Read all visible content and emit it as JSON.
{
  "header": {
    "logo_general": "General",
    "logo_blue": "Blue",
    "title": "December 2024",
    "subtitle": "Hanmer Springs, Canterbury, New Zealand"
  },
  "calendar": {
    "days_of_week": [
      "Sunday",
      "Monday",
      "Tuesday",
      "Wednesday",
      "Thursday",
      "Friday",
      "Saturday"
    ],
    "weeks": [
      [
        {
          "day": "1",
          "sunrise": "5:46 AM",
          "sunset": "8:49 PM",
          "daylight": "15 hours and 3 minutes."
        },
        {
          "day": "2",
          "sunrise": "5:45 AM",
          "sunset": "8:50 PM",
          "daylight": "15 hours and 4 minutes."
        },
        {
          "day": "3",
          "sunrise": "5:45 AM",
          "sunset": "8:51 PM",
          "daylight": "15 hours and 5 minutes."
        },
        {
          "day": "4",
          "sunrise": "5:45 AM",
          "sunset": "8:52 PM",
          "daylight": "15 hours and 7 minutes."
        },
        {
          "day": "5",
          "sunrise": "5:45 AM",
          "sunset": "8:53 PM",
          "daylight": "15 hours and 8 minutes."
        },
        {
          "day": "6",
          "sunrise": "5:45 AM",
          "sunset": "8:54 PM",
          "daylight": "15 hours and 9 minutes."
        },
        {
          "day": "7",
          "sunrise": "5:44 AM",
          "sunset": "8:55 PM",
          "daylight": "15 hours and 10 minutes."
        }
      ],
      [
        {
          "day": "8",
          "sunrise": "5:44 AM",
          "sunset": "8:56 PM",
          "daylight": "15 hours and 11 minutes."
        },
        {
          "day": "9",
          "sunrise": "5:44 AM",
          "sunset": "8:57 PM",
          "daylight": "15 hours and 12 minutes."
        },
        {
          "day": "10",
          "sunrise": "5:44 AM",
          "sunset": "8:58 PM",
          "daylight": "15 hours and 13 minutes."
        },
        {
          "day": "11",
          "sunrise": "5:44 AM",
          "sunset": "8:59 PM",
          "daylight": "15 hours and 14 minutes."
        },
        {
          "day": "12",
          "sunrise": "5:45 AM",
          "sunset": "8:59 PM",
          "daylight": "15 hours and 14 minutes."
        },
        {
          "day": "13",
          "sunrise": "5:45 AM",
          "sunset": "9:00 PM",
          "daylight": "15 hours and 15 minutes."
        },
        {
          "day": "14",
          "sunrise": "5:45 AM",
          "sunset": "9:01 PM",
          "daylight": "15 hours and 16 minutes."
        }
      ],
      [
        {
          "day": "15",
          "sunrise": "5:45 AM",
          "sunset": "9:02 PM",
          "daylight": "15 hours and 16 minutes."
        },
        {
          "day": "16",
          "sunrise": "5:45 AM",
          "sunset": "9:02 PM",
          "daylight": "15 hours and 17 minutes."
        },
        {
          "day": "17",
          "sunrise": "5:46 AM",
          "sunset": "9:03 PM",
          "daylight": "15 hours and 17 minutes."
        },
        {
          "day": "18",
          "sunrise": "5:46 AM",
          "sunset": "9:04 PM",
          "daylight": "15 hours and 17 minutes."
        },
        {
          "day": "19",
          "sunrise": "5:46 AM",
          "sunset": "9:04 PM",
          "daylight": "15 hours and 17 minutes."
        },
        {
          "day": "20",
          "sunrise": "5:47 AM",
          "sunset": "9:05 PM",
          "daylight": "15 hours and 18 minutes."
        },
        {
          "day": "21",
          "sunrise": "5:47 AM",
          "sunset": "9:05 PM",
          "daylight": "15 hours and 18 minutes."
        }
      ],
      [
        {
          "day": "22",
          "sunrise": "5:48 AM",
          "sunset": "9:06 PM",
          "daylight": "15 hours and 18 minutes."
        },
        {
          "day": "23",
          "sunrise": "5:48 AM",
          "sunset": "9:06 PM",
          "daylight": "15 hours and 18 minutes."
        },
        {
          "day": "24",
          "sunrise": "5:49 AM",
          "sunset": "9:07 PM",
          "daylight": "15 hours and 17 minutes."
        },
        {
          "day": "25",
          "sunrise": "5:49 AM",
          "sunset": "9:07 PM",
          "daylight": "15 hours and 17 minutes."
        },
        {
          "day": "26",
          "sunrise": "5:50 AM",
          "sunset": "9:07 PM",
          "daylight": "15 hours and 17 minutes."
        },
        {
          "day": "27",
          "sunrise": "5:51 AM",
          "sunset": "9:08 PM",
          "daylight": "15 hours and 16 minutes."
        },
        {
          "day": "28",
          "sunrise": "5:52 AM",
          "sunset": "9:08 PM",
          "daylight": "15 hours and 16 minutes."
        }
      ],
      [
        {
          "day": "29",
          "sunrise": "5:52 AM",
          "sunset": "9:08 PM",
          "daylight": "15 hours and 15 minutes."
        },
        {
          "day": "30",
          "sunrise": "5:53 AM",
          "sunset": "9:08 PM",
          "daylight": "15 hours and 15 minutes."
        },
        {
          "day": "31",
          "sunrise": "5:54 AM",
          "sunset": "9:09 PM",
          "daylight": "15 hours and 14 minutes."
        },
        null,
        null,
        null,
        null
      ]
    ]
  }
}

● TASK DESCRIPTION
Copy out each line exactly as written.

● THE REPLY
Read all visible content and emit it as JSON.
{
  "header": {
    "logo_general": "General",
    "logo_blue": "Blue",
    "title": "December 2024",
    "subtitle": "Hanmer Springs, Canterbury, New Zealand"
  },
  "calendar": {
    "days_of_week": [
      "Sunday",
      "Monday",
      "Tuesday",
      "Wednesday",
      "Thursday",
      "Friday",
      "Saturday"
    ],
    "weeks": [
      [
        {
          "day": "1",
          "sunrise": "5:46 AM",
          "sunset": "8:49 PM",
          "daylight": "15 hours and 3 minutes."
        },
        {
          "day": "2",
          "sunrise": "5:45 AM",
          "sunset": "8:50 PM",
          "daylight": "15 hours and 4 minutes."
        },
        {
          "day": "3",
          "sunrise": "5:45 AM",
          "sunset": "8:51 PM",
          "daylight": "15 hours and 5 minutes."
        },
        {
          "day": "4",
          "sunrise": "5:45 AM",
          "sunset": "8:52 PM",
          "daylight": "15 hours and 7 minutes."
        },
        {
          "day": "5",
          "sunrise": "5:45 AM",
          "sunset": "8:53 PM",
          "daylight": "15 hours and 8 minutes."
        },
        {
          "day": "6",
          "sunrise": "5:45 AM",
          "sunset": "8:54 PM",
          "daylight": "15 hours and 9 minutes."
        },
        {
          "day": "7",
          "sunrise": "5:44 AM",
          "sunset": "8:55 PM",
          "daylight": "15 hours and 10 minutes."
        }
      ],
      [
        {
          "day": "8",
          "sunrise": "5:44 AM",
          "sunset": "8:56 PM",
          "daylight": "15 hours and 11 minutes."
        },
        {
          "day": "9",
          "sunrise": "5:44 AM",
          "sunset": "8:57 PM",
          "daylight": "15 hours and 12 minutes."
        },
        {
          "day": "10",
          "sunrise": "5:44 AM",
          "sunset": "8:58 PM",
          "daylight": "15 hours and 13 minutes."
        },
        {
          "day": "11",
          "sunrise": "5:44 AM",
          "sunset": "8:59 PM",
          "daylight": "15 hours and 14 minutes."
        },
        {
          "day": "12",
          "sunrise": "5:45 AM",
          "sunset": "8:59 PM",
          "daylight": "15 hours and 14 minutes."
        },
        {
          "day": "13",
          "sunrise": "5:45 AM",
          "sunset": "9:00 PM",
          "daylight": "15 hours and 15 minutes."
        },
        {
          "day": "14",
          "sunrise": "5:45 AM",
          "sunset": "9:01 PM",
          "daylight": "15 hours and 16 minutes."
        }
      ],
      [
        {
          "day": "15",
          "sunrise": "5:45 AM",
          "sunset": "9:02 PM",
          "daylight": "15 hours and 16 minutes."
        },
        {
          "day": "16",
          "sunrise": "5:45 AM",
          "sunset": "9:02 PM",
          "daylight": "15 hours and 17 minutes."
        },
        {
          "day": "17",
          "sunrise": "5:46 AM",
          "sunset": "9:03 PM",
          "daylight": "15 hours and 17 minutes."
        },
        {
          "day": "18",
          "sunrise": "5:46 AM",
          "sunset": "9:04 PM",
          "daylight": "15 hours and 17 minutes."
        },
        {
          "day": "19",
          "sunrise": "5:46 AM",
          "sunset": "9:04 PM",
          "daylight": "15 hours and 17 minutes."
        },
        {
          "day": "20",
          "sunrise": "5:47 AM",
          "sunset": "9:05 PM",
          "daylight": "15 hours and 18 minutes."
        },
        {
          "day": "21",
          "sunrise": "5:47 AM",
          "sunset": "9:05 PM",
          "daylight": "15 hours and 18 minutes."
        }
      ],
      [
        {
          "day": "22",
          "sunrise": "5:48 AM",
          "sunset": "9:06 PM",
          "daylight": "15 hours and 18 minutes."
        },
        {
          "day": "23",
          "sunrise": "5:48 AM",
          "sunset": "9:06 PM",
          "daylight": "15 hours and 18 minutes."
        },
        {
          "day": "24",
          "sunrise": "5:49 AM",
          "sunset": "9:07 PM",
          "daylight": "15 hours and 17 minutes."
        },
        {
          "day": "25",
          "sunrise": "5:49 AM",
          "sunset": "9:07 PM",
          "daylight": "15 hours and 17 minutes."
        },
        {
          "day": "26",
          "sunrise": "5:50 AM",
          "sunset": "9:07 PM",
          "daylight": "15 hours and 17 minutes."
        },
        {
          "day": "27",
          "sunrise": "5:51 AM",
          "sunset": "9:08 PM",
          "daylight": "15 hours and 16 minutes."
        },
        {
          "day": "28",
          "sunrise": "5:52 AM",
          "sunset": "9:08 PM",
          "daylight": "15 hours and 16 minutes."
        }
      ],
      [
        {
          "day": "29",
          "sunrise": "5:52 AM",
          "sunset": "9:08 PM",
          "daylight": "15 hours and 15 minutes."
        },
        {
          "day": "30",
          "sunrise": "5:53 AM",
          "sunset": "9:08 PM",
          "daylight": "15 hours and 15 minutes."
        },
        {
          "day": "31",
          "sunrise": "5:54 AM",
          "sunset": "9:09 PM",
          "daylight": "15 hours and 14 minutes."
        },
        null,
        null,
        null,
        null
      ]
    ]
  }
}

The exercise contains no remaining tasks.